#### Record excerpts

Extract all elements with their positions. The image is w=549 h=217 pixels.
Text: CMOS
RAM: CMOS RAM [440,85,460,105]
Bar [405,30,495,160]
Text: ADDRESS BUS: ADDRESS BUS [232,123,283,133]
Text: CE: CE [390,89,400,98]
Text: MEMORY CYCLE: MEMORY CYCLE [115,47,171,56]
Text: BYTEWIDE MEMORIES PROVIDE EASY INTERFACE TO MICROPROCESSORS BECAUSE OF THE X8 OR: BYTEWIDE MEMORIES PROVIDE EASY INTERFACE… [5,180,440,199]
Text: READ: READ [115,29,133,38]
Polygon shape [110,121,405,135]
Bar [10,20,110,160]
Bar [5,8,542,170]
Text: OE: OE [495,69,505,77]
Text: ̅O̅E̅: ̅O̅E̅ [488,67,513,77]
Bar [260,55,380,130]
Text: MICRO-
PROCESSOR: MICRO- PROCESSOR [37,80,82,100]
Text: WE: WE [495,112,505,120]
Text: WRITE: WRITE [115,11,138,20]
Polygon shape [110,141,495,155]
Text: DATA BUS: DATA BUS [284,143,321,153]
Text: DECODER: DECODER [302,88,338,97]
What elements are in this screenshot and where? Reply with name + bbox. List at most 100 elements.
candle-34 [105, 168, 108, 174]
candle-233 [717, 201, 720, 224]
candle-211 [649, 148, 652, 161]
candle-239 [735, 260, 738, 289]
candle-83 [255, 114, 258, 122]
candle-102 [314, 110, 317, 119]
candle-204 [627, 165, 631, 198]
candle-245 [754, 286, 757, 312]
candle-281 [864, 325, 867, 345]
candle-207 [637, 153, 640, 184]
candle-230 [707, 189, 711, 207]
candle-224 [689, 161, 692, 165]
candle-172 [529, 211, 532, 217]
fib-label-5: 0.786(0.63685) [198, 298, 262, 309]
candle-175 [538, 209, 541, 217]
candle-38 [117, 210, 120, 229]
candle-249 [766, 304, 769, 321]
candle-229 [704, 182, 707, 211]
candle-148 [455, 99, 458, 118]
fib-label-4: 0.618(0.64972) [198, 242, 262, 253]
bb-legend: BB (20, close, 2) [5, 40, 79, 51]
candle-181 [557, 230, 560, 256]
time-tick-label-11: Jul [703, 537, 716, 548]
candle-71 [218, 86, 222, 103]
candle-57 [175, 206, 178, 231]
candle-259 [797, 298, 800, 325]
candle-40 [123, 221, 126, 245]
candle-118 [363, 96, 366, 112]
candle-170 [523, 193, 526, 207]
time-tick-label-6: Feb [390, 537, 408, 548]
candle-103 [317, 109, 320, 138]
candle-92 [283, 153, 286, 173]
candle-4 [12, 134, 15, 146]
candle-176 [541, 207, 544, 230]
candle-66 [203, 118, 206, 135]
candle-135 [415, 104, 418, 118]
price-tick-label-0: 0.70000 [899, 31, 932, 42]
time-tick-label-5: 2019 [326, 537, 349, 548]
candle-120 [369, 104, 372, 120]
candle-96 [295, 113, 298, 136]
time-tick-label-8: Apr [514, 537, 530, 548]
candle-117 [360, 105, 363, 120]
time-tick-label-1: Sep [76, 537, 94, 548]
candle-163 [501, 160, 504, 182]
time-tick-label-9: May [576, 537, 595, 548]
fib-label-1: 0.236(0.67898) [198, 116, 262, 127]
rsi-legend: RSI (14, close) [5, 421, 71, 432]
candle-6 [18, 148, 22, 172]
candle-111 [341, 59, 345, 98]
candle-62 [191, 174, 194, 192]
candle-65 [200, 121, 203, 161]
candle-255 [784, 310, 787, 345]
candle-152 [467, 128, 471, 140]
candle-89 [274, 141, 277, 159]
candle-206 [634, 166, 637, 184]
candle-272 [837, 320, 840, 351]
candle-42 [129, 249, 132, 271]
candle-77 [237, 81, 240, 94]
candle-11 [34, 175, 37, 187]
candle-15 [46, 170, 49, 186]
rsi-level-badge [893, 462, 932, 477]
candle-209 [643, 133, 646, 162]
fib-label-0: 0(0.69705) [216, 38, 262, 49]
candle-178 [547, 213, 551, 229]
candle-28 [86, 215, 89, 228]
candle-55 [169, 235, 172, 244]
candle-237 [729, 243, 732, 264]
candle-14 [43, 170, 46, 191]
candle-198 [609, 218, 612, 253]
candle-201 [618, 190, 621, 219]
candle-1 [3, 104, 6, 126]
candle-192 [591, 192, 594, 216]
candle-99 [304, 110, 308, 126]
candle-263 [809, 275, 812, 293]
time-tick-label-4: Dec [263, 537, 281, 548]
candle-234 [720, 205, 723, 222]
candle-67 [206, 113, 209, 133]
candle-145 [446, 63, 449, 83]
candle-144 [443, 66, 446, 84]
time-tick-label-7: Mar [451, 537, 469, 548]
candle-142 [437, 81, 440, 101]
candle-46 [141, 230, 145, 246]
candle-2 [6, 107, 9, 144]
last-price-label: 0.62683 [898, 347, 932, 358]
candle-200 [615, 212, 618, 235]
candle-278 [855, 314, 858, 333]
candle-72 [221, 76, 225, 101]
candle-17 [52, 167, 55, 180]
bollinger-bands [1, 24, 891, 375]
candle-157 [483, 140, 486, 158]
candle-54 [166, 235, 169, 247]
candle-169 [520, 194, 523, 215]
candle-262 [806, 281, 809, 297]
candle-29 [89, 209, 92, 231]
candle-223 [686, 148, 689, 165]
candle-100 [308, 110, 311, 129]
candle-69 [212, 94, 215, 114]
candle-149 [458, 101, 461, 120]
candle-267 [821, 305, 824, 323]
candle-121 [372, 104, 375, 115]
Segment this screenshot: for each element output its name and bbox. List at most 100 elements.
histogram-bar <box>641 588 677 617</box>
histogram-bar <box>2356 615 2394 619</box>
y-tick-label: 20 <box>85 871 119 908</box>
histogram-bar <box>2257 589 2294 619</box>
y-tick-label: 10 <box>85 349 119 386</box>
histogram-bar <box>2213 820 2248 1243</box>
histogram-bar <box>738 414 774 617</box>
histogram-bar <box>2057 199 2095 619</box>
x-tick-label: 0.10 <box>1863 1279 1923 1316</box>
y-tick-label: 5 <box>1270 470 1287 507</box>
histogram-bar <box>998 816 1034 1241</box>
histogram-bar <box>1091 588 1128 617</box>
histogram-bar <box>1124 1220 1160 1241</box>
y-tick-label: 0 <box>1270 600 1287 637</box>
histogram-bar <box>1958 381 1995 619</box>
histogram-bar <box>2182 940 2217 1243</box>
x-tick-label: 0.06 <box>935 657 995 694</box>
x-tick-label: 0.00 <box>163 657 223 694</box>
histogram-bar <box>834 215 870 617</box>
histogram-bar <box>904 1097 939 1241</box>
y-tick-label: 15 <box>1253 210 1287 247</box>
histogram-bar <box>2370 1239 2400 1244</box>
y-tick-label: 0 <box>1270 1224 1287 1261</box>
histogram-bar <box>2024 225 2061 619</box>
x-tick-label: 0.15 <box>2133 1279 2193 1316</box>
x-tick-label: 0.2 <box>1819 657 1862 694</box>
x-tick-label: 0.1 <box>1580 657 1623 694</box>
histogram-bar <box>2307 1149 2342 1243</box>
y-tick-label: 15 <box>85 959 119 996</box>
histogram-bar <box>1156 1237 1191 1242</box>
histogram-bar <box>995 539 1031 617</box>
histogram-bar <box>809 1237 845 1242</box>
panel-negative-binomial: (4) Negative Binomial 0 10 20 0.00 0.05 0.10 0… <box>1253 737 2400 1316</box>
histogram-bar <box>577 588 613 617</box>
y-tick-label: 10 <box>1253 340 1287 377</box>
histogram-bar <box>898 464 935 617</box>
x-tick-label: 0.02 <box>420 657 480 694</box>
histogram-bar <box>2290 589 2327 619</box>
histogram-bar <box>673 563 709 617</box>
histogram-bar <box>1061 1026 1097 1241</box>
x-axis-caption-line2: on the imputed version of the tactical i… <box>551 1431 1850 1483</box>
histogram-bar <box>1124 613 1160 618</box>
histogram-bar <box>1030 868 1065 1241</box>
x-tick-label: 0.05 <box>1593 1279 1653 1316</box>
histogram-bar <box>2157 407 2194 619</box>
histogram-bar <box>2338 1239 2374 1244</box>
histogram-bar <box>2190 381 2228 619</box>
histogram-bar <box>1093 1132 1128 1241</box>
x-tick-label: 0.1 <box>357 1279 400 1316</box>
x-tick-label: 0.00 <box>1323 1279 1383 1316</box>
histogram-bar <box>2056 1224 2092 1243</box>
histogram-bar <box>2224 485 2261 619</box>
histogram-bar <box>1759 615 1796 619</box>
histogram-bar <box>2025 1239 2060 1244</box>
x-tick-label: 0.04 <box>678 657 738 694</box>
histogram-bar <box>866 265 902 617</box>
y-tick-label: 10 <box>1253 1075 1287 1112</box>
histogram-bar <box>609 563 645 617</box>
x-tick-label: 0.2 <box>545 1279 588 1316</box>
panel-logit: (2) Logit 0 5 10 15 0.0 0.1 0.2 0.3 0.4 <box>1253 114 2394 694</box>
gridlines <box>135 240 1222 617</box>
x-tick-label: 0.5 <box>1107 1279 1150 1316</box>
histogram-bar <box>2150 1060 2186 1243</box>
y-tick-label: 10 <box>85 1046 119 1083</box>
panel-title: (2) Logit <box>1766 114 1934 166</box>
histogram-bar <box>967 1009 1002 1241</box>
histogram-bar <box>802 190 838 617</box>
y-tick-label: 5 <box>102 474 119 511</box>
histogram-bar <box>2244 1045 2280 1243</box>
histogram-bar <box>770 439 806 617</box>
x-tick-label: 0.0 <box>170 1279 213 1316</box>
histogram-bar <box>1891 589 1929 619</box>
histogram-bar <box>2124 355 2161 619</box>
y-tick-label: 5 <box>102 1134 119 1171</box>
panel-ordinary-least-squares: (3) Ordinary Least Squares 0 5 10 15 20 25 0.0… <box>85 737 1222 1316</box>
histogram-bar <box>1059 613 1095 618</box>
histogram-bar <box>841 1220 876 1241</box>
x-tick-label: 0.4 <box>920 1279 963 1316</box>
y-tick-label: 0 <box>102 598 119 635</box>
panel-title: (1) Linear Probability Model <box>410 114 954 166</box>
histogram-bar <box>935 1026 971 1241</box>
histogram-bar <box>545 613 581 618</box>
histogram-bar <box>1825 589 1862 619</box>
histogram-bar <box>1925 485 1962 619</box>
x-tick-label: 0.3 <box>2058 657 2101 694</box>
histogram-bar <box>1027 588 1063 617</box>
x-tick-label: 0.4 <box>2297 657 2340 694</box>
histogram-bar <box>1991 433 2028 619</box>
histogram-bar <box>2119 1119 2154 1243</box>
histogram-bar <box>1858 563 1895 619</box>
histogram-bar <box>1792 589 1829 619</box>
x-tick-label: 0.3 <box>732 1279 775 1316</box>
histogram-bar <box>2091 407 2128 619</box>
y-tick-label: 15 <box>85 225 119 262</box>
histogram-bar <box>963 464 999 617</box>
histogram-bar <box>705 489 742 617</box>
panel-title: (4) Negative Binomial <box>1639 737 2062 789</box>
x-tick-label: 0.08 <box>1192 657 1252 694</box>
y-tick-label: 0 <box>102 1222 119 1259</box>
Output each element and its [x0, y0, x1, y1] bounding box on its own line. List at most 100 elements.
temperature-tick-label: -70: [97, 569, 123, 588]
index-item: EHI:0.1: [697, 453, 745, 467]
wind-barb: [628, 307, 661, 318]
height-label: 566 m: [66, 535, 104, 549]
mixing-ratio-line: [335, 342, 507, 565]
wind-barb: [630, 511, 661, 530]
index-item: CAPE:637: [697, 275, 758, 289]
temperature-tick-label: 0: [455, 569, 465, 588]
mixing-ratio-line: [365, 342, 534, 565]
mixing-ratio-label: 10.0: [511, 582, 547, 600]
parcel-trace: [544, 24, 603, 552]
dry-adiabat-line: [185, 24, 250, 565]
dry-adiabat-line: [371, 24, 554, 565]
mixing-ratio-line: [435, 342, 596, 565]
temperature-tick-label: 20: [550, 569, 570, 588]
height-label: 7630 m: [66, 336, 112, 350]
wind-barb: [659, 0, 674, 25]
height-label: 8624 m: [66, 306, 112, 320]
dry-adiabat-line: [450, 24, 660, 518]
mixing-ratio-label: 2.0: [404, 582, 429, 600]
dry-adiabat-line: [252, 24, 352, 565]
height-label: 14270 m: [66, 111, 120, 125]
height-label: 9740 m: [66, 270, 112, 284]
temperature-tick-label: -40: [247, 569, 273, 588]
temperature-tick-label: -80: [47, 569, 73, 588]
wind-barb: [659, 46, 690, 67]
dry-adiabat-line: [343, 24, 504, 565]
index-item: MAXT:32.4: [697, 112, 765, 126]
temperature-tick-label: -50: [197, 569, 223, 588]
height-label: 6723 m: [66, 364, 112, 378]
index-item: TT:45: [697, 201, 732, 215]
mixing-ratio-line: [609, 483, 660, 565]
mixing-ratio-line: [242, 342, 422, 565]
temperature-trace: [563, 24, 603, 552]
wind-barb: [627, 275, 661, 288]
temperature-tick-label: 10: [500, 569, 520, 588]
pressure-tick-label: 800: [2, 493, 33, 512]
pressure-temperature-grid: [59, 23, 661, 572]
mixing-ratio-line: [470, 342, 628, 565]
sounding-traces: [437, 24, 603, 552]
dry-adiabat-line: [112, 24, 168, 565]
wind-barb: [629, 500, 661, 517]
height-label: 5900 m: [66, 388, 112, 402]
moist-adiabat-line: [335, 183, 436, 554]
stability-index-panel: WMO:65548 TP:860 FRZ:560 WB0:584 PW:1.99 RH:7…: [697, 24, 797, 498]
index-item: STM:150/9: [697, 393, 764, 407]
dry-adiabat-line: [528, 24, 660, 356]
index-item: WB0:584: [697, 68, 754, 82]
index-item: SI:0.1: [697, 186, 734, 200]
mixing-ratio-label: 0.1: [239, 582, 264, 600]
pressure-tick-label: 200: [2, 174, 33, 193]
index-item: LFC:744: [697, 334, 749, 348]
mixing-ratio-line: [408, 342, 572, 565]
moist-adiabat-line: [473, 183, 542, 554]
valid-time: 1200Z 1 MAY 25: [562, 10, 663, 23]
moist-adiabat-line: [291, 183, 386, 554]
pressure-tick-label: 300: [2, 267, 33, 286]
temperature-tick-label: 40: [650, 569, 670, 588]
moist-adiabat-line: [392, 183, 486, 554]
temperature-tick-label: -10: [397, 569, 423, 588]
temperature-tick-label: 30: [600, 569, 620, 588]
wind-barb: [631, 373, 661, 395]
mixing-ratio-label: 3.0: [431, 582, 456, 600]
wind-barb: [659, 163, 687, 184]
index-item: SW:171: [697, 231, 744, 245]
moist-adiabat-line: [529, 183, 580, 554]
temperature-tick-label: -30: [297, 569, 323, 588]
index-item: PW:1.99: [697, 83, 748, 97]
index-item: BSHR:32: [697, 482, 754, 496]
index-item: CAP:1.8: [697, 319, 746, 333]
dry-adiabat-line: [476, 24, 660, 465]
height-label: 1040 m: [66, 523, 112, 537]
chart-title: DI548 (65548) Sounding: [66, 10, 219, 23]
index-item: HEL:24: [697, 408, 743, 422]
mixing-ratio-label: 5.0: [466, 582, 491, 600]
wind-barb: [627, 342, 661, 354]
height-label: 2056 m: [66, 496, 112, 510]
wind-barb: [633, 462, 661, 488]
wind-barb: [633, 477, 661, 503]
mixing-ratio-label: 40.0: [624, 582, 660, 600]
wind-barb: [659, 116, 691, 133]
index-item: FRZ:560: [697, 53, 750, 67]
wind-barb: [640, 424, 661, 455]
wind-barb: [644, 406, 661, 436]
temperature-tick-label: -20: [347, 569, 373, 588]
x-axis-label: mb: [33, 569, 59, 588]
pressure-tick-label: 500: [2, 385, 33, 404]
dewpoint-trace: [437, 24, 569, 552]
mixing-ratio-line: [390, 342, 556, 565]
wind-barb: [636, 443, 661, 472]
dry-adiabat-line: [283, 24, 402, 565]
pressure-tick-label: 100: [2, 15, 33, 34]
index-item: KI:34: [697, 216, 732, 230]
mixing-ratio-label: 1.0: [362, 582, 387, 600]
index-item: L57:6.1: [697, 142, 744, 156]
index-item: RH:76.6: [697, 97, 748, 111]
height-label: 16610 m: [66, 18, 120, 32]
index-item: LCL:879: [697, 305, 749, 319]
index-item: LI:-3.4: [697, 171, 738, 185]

########

■ **Your instructions**
Reproduce the lines of the data from the start through the line containing "Text: BYTEWIDE MEMORIES", inclusive, switching "ADDRESS BUS" to "ADDRESS LINES" and leaving everything else unchanged.

■ **Correct result**
Extract all elements with their positions. The image is w=549 h=217 pixels.
Text: CMOS
RAM: CMOS RAM [440,85,460,105]
Bar [405,30,495,160]
Text: ADDRESS LINES: ADDRESS LINES [232,123,283,133]
Text: CE: CE [390,89,400,98]
Text: MEMORY CYCLE: MEMORY CYCLE [115,47,171,56]
Text: BYTEWIDE MEMORIES PROVIDE EASY INTERFACE TO MICROPROCESSORS BECAUSE OF THE X8 OR: BYTEWIDE MEMORIES PROVIDE EASY INTERFACE… [5,180,440,199]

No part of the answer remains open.